Given passage |
## begin

When setting the inner text of an element using Oga::XML::Element#inner_text= all child nodes of the element are now removed first, instead of only text nodes being removed.

See https://gitlab.com/yorickpeterse/oga/issues/64 for more information.

Support for extra XML entities

Support for encoding/decoding extra XML entities was added by Dmitry Krasnoukhov. This includes entities such as &#60, &#34, etc. See commit 26baf89440d97bd9dd5e50ec3d6d9b7ab3bdf737 for more information.

Support for inline doctypes with newlines in IO input

The XML lexer (and thus the parser) can now handle inline doctypes containing newlines when using an IO object as the input. For example:

<!DOCTYPE html[foo
bar]>

Previously this would result in incorrect tokens being emitted by the lexer. See commit cbb2815146a79805b8da483d2ef48d17e2959e72 for more information.

0.2.0 - 2014-11-17

CSS Selector Support

Probably the biggest feature of this release: support for querying documents using CSS selectors. Oga supports a subset of the CSS3 selector specification, in particular the following selectors are supported:

Element, class and ID selectors
Attribute selectors (e.g. foo[x ~= "y"])

The following pseudo classes are supported:

:root
:nth-child(n)
:nth-last-child(n)
:nth-of-type(n)
:nth-last-of-type(n)
:first-child
:last-child
:first-of-type
:last-of-type
:only-child
:only-of-type
:empty

You can use CSS selectors using the methods css and at_css on an instance of Oga::XML::Document or Oga::XML::Element. For example:

document = Oga.parse_xml('<people><person>Alice</person></people>')

document.css('people person') # => NodeSet(Element(name: "person" ...))

The architecture behind this is quite similar to parsing XPath. There’s a lexer (Oga::CSS::Lexer) and a parser (Oga::CSS::Parser). Unlike Nokogiri (and perhaps other libraries) the parser does not output XPath expressions as a String or a CSS specific AST. Instead it directly emits an XPath AST. This allows the resulting AST to be directly evaluated by Oga::XPath::Evaluator.

## end

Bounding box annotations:
## begin

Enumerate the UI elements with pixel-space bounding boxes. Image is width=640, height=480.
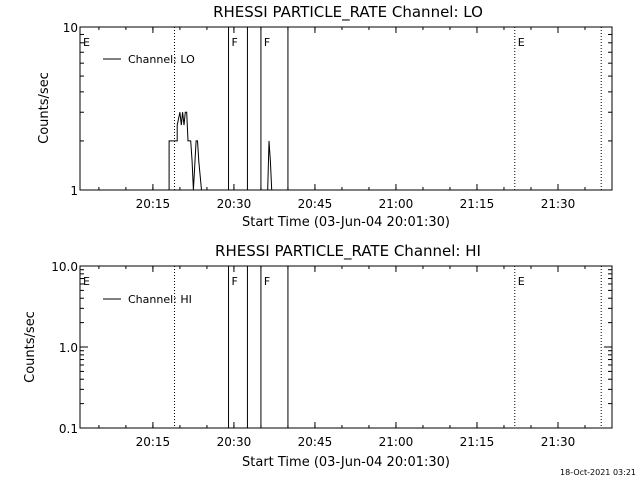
timestamp: 18-Oct-2021 03:21 xyxy=(560,468,636,477)
panel-lo: RHESSI PARTICLE_RATE Channel: LO 20:15 20… xyxy=(37,3,613,230)
x-tick-label: 21:30 xyxy=(541,197,576,211)
legend-label-lo: Channel: LO xyxy=(128,53,195,66)
event-label: F xyxy=(232,275,238,288)
plot-frame-hi xyxy=(79,265,613,429)
x-tick-label: 21:15 xyxy=(460,435,495,449)
x-tick-label: 20:45 xyxy=(298,197,333,211)
y-tick-label: 1.0 xyxy=(59,341,78,355)
x-axis-label-lo: Start Time (03-Jun-04 20:01:30) xyxy=(242,215,450,230)
chart-title-lo: RHESSI PARTICLE_RATE Channel: LO xyxy=(213,3,483,22)
series-line xyxy=(168,111,207,191)
series-line xyxy=(267,140,273,191)
y-axis-label-lo: Counts/sec xyxy=(37,72,52,144)
panel-hi: RHESSI PARTICLE_RATE Channel: HI 20:15 20… xyxy=(23,242,613,470)
x-tick-label: 20:45 xyxy=(298,435,333,449)
x-tick-label: 20:15 xyxy=(136,197,171,211)
x-tick-label: 20:15 xyxy=(136,435,171,449)
event-label: F xyxy=(232,36,238,49)
x-tick-label: 21:15 xyxy=(460,197,495,211)
x-tick-label: 20:30 xyxy=(217,435,252,449)
legend-label-hi: Channel: HI xyxy=(128,293,192,306)
series-lo xyxy=(168,111,273,191)
y-tick-label: 10.0 xyxy=(51,260,78,274)
y-tick-label: 10 xyxy=(63,21,78,35)
x-tick-label: 21:00 xyxy=(379,197,414,211)
x-tick-label: 21:00 xyxy=(379,435,414,449)
legend-lo: Channel: LO xyxy=(103,53,195,66)
y-tick-label: 1 xyxy=(70,184,78,198)
x-axis-label-hi: Start Time (03-Jun-04 20:01:30) xyxy=(242,455,450,470)
plot-frame-lo xyxy=(79,26,613,191)
event-label: F xyxy=(264,275,270,288)
event-label: E xyxy=(83,275,90,288)
event-label: E xyxy=(518,36,525,49)
x-ticks-hi: 20:15 20:30 20:45 21:00 21:15 21:30 0.1 1.0 10.0 xyxy=(51,260,612,449)
event-label: E xyxy=(83,36,90,49)
legend-hi: Channel: HI xyxy=(103,293,192,306)
y-tick-label: 0.1 xyxy=(59,422,78,436)
x-tick-label: 21:30 xyxy=(541,435,576,449)
event-label: E xyxy=(518,275,525,288)
y-axis-label-hi: Counts/sec xyxy=(23,311,38,383)
x-tick-label: 20:30 xyxy=(217,197,252,211)
event-label: F xyxy=(264,36,270,49)
x-ticks-lo: 20:15 20:30 20:45 21:00 21:15 21:30 1 10 xyxy=(63,21,612,211)
chart-title-hi: RHESSI PARTICLE_RATE Channel: HI xyxy=(215,242,481,261)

## end

Jobs |
A. In the changelog, which two methods run CSS selector queries on an Oga::XML::Document or Oga::XML::Element?
B. Using the changelog, explain why the CSS parser emits an XPath AST directly rather than a String or a CSS-specific AST.

Worked answers |
A. css and at_css

B. The CSS parser emits an XPath AST directly so that Oga::XPath::Evaluator can evaluate the resulting AST without any further conversion.